▸ **Exercise directions**
Report each line of the data that includes the word "LIBERTY".

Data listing
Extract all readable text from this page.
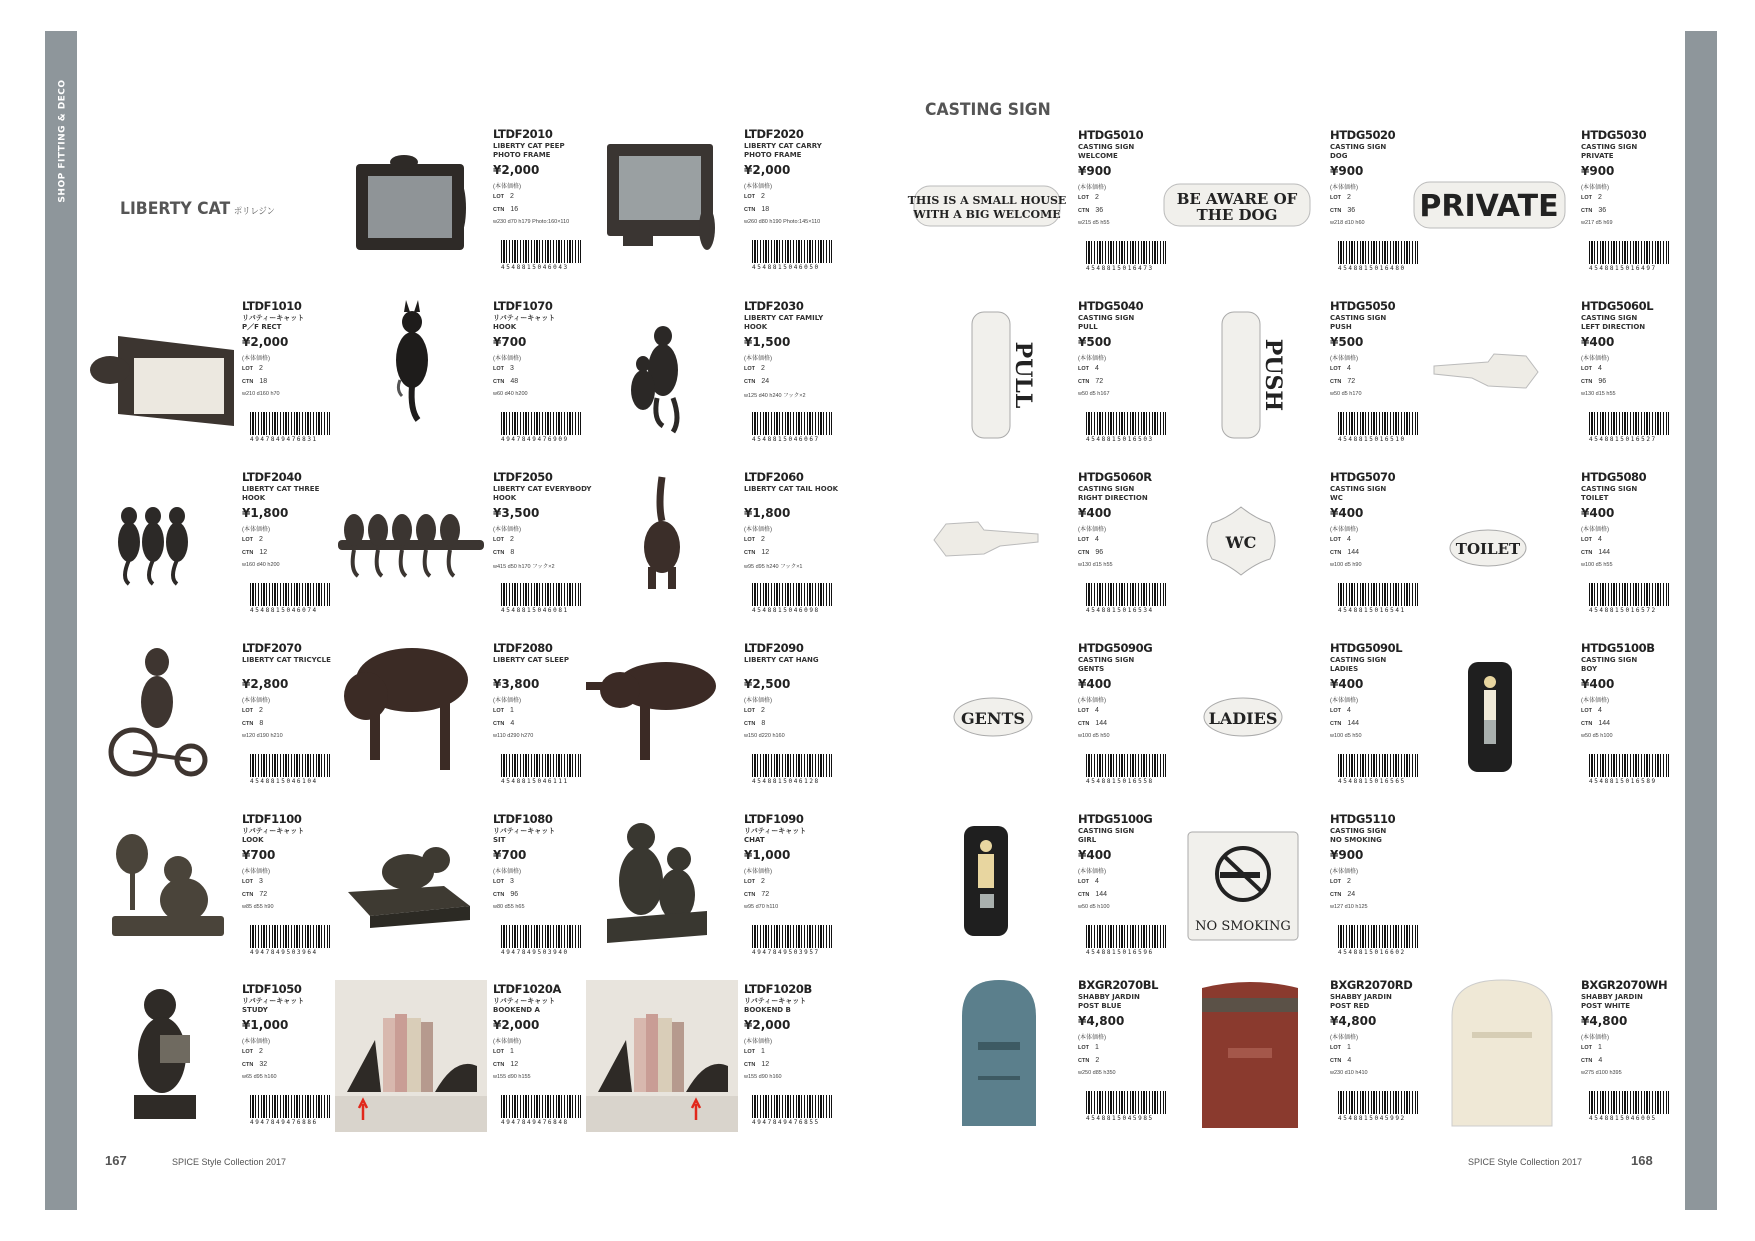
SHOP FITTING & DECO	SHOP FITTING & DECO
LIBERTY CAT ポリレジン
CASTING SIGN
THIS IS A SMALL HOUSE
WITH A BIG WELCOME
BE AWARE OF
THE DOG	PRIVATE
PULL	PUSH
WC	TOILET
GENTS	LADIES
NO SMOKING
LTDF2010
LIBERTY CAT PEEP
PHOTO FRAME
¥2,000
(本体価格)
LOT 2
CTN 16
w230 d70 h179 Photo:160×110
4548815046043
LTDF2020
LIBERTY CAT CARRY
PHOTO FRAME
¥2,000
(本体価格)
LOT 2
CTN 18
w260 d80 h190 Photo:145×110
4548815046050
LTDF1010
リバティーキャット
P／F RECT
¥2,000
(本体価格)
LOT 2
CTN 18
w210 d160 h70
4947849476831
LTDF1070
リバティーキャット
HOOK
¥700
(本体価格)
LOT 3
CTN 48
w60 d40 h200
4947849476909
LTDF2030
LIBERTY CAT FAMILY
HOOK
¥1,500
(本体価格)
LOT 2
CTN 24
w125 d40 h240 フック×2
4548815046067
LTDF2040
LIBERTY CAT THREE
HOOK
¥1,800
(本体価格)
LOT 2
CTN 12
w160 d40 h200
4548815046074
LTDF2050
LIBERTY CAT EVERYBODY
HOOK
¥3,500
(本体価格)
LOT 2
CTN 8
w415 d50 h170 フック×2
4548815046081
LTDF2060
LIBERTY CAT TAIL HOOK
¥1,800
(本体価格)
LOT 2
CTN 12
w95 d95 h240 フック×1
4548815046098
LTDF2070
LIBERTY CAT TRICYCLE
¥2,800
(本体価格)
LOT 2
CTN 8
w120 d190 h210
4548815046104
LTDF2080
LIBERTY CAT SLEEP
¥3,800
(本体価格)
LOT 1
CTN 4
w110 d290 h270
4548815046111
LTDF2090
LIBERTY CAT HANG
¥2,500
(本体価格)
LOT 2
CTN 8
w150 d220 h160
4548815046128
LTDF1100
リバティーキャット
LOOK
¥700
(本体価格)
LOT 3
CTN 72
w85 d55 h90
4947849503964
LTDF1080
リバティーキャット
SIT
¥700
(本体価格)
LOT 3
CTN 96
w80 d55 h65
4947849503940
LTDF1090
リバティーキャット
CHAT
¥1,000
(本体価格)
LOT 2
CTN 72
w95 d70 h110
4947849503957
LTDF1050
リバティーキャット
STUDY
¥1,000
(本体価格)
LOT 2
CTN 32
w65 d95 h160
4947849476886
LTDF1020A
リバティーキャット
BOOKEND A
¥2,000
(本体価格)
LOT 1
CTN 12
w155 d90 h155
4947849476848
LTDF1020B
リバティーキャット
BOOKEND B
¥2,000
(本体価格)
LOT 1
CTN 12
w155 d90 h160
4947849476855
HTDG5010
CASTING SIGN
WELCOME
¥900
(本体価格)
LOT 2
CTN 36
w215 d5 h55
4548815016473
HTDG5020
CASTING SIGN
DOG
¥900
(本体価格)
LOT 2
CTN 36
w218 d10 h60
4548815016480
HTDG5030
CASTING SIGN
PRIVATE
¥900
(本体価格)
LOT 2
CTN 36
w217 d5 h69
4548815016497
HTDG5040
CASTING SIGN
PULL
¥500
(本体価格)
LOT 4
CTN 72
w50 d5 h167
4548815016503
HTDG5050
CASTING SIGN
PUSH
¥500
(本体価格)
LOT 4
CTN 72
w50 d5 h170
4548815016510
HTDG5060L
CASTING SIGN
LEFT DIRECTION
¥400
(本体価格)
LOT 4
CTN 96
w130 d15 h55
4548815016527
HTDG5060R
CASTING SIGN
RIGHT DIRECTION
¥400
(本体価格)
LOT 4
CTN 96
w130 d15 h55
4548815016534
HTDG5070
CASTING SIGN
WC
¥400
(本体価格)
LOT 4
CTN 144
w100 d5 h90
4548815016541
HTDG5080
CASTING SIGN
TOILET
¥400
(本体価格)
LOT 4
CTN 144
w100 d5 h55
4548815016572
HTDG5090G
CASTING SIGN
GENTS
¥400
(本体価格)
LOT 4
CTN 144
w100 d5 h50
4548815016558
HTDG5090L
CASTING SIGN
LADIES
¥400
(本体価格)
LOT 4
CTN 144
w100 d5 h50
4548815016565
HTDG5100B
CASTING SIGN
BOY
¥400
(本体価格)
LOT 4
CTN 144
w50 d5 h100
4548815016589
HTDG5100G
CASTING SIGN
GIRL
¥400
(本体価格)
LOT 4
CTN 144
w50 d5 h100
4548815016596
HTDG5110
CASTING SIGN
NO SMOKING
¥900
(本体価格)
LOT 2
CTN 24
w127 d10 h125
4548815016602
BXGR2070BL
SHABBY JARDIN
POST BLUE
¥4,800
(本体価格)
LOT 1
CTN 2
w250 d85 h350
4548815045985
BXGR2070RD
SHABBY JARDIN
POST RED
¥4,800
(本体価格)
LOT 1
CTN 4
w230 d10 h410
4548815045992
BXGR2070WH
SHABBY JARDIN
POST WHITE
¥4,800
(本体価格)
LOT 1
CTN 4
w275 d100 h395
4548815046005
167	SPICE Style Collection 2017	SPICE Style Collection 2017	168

▸ **Solution for this exercise**
LIBERTY CAT ポリレジン
LIBERTY CAT PEEP
LIBERTY CAT CARRY
LIBERTY CAT FAMILY
LIBERTY CAT THREE
LIBERTY CAT EVERYBODY
LIBERTY CAT TAIL HOOK
LIBERTY CAT TRICYCLE
LIBERTY CAT SLEEP
LIBERTY CAT HANG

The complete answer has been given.